[START Data lines]

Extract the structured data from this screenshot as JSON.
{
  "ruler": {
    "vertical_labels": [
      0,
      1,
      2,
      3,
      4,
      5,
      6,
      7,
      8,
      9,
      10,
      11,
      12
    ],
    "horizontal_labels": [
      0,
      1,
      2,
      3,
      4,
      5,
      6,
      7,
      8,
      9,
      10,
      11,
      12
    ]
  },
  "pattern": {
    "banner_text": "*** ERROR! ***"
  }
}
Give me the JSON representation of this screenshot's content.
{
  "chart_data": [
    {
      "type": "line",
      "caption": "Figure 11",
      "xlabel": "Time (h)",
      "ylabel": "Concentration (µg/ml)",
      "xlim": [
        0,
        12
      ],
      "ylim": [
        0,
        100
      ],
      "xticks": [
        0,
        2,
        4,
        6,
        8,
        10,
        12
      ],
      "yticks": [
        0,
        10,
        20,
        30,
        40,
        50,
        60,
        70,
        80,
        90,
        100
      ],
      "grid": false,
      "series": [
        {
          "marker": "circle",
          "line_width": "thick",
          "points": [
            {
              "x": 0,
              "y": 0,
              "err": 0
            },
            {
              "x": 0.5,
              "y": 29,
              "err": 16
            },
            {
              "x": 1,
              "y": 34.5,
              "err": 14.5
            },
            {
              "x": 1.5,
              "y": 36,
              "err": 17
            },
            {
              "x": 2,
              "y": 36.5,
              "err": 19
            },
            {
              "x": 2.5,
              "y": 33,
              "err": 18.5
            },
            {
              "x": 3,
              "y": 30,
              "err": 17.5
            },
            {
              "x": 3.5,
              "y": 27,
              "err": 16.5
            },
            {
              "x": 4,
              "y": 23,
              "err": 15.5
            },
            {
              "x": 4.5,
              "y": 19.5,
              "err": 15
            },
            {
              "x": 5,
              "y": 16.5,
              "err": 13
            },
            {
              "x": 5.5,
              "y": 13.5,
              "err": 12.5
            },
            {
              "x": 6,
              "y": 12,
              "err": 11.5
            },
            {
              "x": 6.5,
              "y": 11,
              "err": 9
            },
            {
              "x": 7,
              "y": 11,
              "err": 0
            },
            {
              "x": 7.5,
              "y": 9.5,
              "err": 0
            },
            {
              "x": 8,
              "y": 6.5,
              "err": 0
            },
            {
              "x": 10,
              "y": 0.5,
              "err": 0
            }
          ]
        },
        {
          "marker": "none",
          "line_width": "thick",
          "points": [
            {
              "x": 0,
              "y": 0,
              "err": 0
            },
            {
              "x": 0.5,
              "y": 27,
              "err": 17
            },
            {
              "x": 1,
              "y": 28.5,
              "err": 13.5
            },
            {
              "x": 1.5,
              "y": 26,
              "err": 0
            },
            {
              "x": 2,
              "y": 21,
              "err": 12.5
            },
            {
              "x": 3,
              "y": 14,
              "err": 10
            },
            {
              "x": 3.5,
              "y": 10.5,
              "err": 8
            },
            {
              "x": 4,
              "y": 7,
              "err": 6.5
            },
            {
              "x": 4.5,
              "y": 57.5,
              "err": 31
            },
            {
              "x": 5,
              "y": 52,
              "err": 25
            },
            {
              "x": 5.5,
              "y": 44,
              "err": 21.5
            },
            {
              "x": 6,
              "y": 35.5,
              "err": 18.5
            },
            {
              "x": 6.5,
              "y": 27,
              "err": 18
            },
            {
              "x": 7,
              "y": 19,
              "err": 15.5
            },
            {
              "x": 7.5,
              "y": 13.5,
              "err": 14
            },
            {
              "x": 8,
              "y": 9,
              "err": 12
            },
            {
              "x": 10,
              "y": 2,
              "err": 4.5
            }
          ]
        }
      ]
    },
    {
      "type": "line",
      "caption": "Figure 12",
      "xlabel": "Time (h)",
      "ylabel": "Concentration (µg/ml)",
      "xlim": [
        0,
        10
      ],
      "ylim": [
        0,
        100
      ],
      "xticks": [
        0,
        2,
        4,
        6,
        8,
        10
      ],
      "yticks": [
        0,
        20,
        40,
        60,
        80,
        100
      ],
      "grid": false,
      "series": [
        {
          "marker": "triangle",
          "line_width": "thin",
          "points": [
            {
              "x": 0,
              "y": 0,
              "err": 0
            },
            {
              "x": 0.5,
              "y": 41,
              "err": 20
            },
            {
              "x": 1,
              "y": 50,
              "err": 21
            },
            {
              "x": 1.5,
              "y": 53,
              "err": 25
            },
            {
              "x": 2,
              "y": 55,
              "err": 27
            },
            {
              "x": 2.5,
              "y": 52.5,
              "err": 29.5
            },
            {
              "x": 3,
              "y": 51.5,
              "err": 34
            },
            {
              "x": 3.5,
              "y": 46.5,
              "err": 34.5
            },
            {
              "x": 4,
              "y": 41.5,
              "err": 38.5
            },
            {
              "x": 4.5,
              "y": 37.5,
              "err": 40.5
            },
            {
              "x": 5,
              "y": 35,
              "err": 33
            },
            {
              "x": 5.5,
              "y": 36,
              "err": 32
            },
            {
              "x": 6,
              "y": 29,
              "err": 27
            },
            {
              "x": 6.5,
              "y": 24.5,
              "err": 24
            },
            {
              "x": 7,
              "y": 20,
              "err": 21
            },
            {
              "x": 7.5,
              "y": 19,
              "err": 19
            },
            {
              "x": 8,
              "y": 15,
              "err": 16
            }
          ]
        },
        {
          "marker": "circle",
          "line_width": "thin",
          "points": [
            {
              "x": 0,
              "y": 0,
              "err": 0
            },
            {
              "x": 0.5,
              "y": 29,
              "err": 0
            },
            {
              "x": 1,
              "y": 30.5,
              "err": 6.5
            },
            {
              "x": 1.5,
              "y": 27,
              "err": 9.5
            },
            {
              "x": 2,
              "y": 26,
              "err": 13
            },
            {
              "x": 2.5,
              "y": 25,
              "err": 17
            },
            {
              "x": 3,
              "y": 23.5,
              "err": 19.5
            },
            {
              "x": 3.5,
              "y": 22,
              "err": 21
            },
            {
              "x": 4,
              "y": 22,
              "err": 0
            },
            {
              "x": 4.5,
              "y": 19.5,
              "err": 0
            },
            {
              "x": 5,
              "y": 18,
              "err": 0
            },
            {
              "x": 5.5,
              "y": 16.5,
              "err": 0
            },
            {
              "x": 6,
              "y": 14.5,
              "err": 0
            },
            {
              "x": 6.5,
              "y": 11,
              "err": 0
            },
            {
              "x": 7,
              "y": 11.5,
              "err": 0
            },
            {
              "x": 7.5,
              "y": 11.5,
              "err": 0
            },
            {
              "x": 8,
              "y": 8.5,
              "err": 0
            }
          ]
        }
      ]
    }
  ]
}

[END Data lines]

▶ [Problem]: Extract all lines that hold the word "screenshot".

▶ [Result for this exercise]:
Extract the structured data from this screenshot as JSON.
Give me the JSON representation of this screenshot's content.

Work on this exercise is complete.